Exercise aim: State how many lines of the entries hold the string "another", and output nothing but that count.

(Entries taken from a collection)
↓↓↓

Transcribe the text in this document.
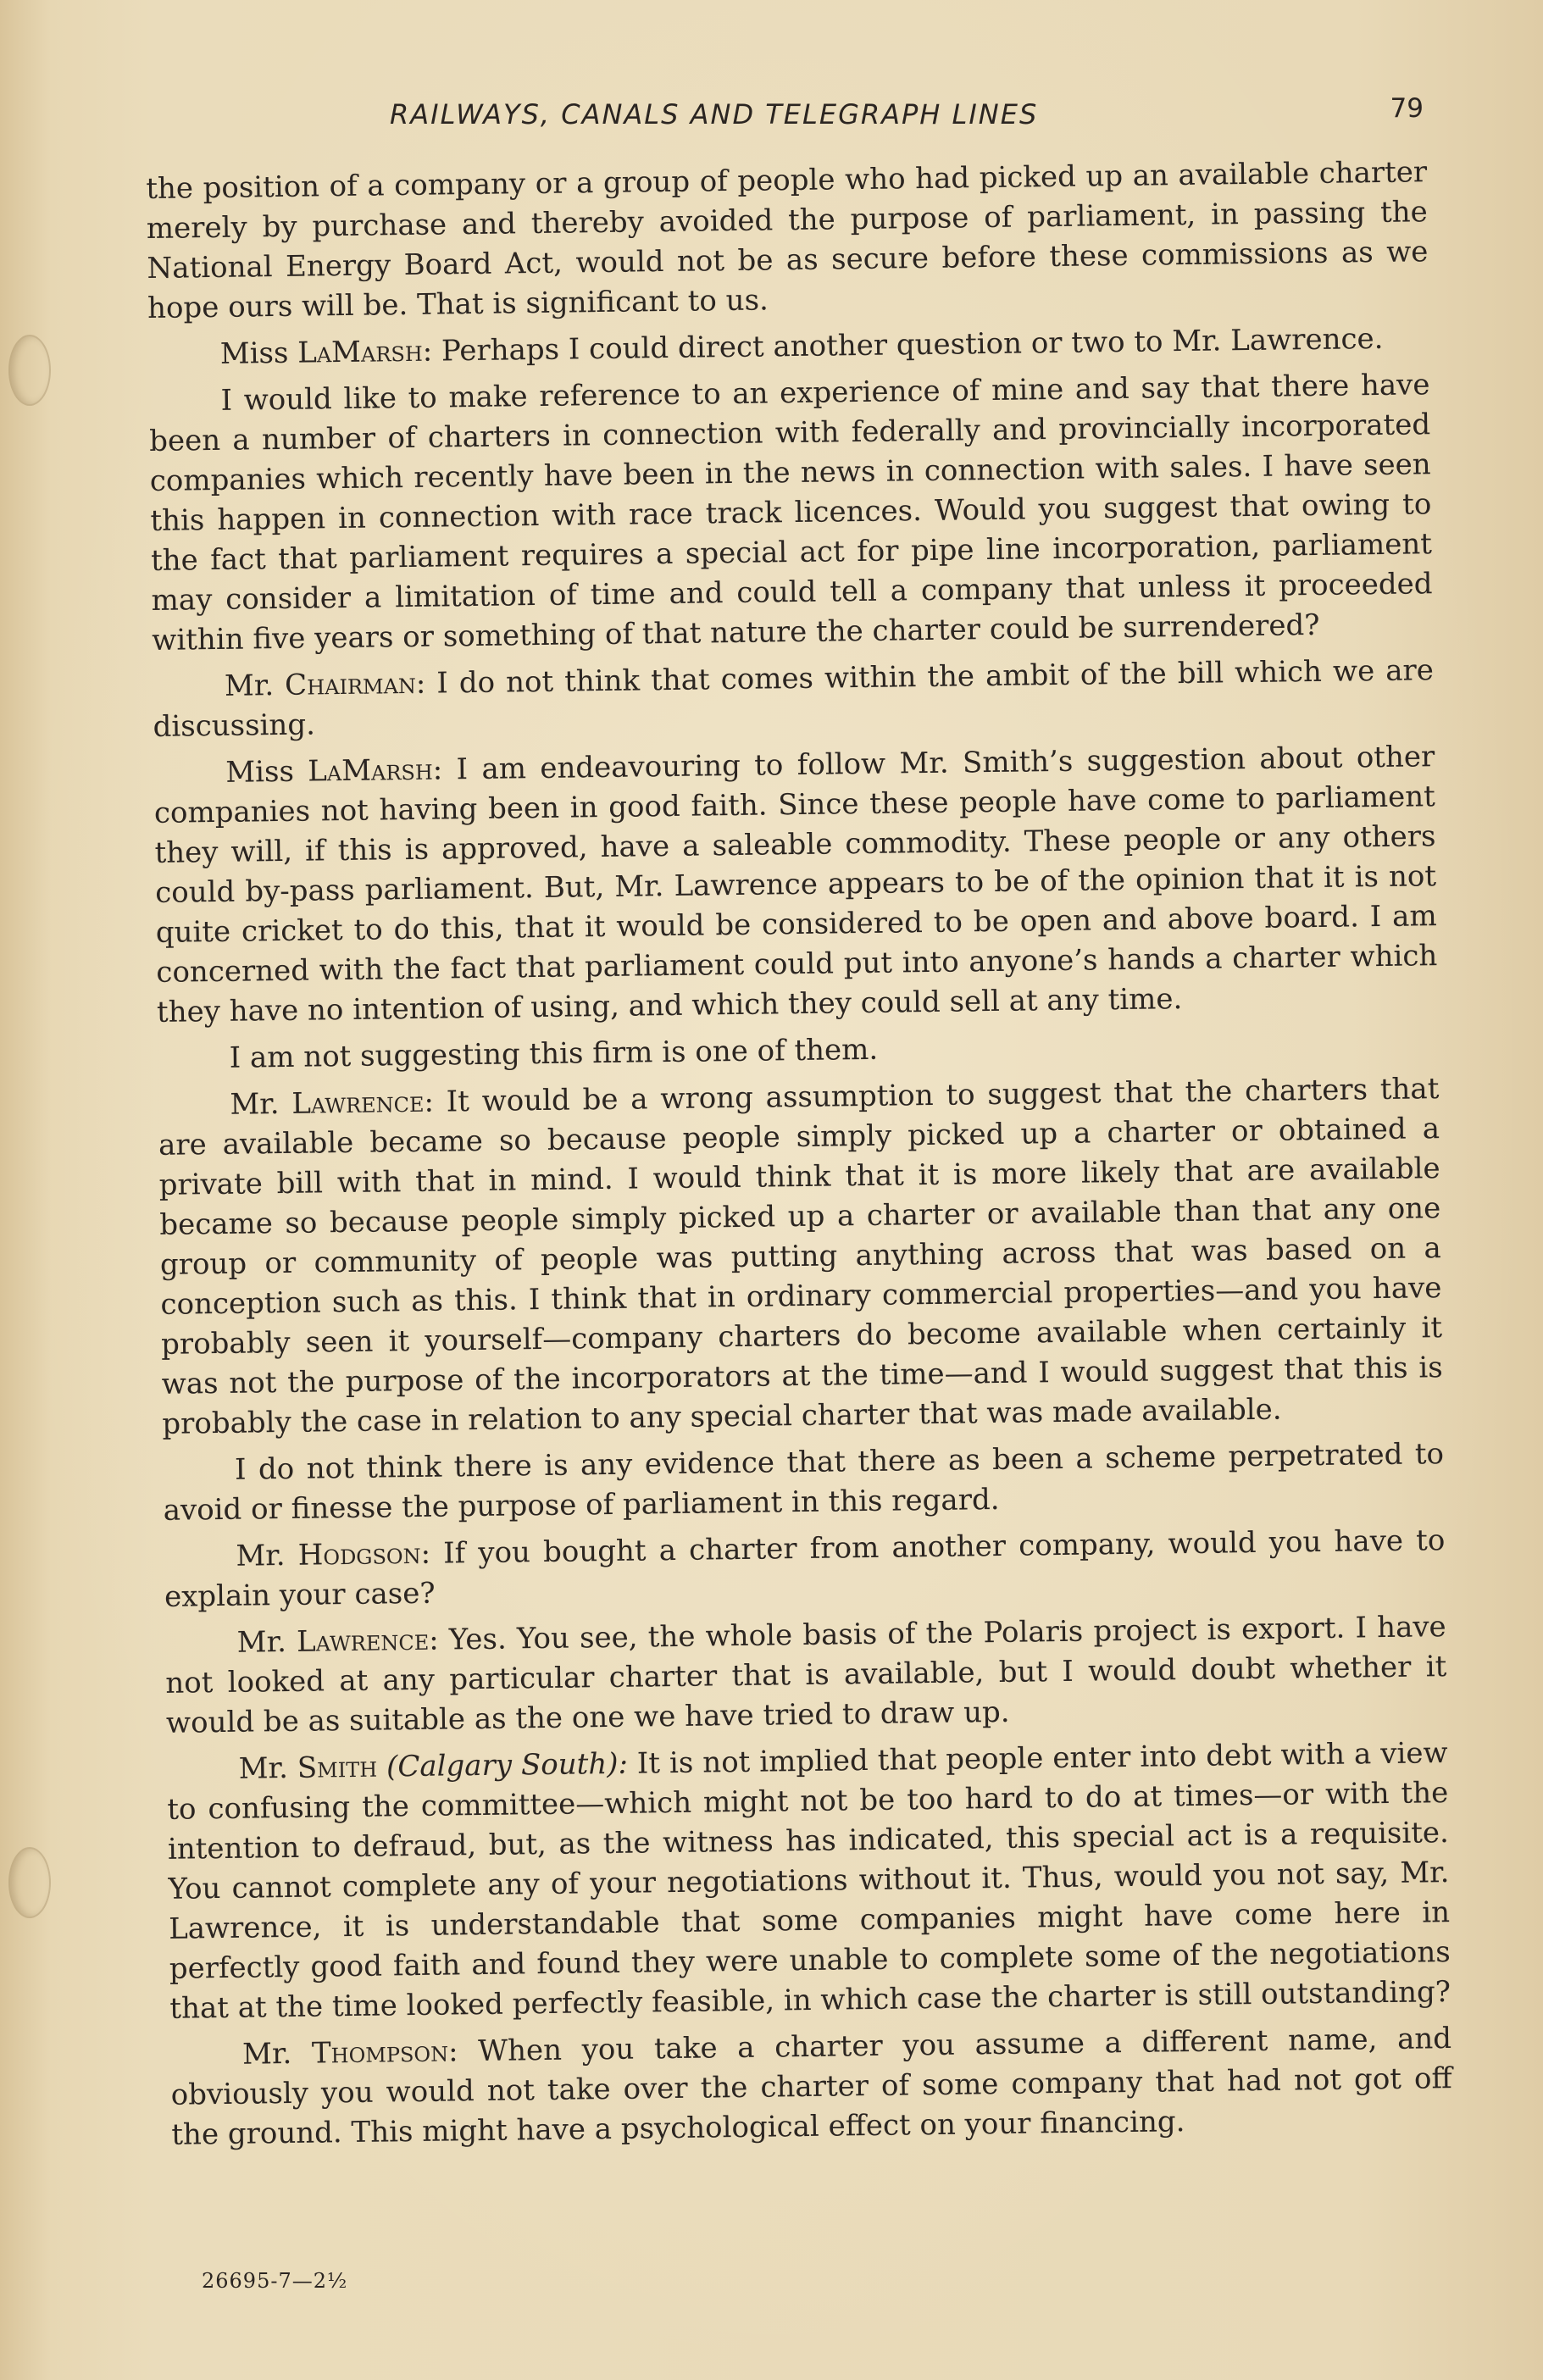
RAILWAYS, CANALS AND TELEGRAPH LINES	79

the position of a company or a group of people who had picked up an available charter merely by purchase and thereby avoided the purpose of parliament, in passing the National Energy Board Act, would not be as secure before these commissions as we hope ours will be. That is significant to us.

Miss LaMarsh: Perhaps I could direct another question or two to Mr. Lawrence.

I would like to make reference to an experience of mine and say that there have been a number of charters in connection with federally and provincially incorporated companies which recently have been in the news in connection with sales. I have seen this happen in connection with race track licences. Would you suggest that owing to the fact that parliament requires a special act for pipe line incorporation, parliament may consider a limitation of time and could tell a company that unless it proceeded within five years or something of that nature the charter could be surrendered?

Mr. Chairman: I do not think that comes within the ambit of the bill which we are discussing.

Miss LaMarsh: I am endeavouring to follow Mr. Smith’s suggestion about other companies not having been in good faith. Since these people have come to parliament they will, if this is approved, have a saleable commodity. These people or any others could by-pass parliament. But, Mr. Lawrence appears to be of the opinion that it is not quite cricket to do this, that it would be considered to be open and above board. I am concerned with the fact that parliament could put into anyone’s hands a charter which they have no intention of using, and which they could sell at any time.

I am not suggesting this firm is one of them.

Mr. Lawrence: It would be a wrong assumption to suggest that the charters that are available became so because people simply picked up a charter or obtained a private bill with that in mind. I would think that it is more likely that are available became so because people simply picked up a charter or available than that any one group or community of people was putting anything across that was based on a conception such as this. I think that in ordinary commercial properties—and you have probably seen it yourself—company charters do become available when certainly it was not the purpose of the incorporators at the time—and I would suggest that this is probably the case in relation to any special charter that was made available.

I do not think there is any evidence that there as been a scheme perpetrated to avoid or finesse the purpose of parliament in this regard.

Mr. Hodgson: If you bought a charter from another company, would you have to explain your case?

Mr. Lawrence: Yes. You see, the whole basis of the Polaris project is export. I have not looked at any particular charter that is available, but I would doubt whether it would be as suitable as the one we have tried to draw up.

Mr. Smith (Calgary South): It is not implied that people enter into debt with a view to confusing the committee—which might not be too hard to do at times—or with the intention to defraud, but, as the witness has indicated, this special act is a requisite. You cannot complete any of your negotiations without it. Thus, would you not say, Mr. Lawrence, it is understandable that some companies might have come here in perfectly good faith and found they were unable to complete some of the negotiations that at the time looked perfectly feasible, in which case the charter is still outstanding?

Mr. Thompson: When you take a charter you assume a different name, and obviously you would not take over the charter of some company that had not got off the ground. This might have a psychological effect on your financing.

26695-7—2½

↑↑↑
↓↓↓

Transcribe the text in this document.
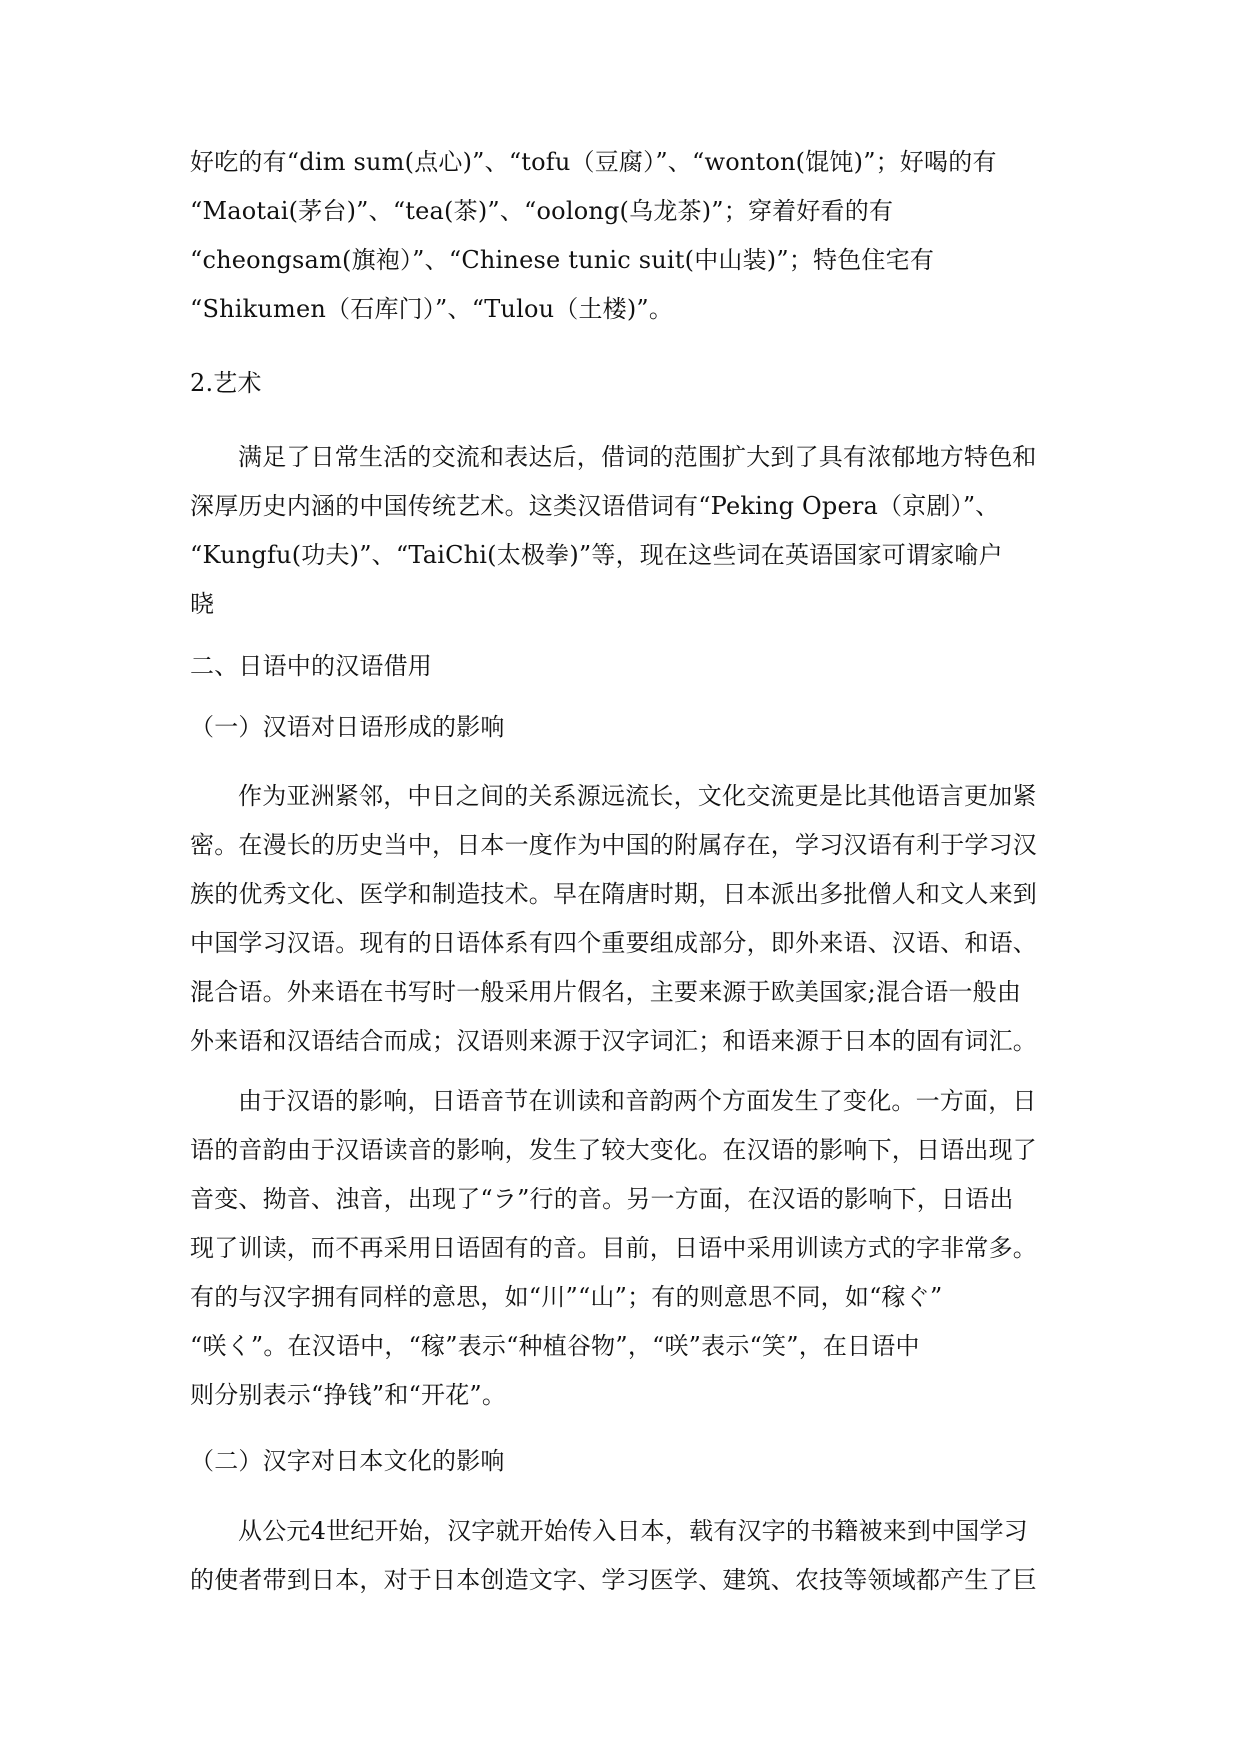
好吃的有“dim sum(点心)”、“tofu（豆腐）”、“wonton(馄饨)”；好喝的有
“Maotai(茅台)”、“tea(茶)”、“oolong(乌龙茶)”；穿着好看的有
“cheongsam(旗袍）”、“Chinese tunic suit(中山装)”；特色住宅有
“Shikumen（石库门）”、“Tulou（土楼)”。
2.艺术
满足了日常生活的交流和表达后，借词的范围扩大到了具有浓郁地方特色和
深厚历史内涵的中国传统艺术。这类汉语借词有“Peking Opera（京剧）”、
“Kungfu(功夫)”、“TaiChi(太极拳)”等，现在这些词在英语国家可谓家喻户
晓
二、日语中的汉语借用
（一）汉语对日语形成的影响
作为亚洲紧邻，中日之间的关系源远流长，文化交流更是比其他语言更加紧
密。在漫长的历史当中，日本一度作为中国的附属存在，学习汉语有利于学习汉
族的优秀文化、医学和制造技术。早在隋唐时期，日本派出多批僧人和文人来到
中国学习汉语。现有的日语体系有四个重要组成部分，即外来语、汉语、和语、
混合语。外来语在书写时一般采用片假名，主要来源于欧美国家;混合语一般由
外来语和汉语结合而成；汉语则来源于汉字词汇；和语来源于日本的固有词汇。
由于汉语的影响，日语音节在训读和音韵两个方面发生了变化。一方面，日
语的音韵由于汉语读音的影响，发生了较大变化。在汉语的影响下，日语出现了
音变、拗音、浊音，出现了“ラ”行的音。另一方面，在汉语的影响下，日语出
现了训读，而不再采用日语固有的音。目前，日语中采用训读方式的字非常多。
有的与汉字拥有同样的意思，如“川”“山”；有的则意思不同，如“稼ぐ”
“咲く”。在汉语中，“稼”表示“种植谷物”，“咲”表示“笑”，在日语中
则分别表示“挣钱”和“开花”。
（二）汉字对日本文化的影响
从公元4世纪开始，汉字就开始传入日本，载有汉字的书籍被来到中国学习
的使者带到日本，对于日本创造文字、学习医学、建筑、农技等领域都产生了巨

↑↑↑

Problem solution: 2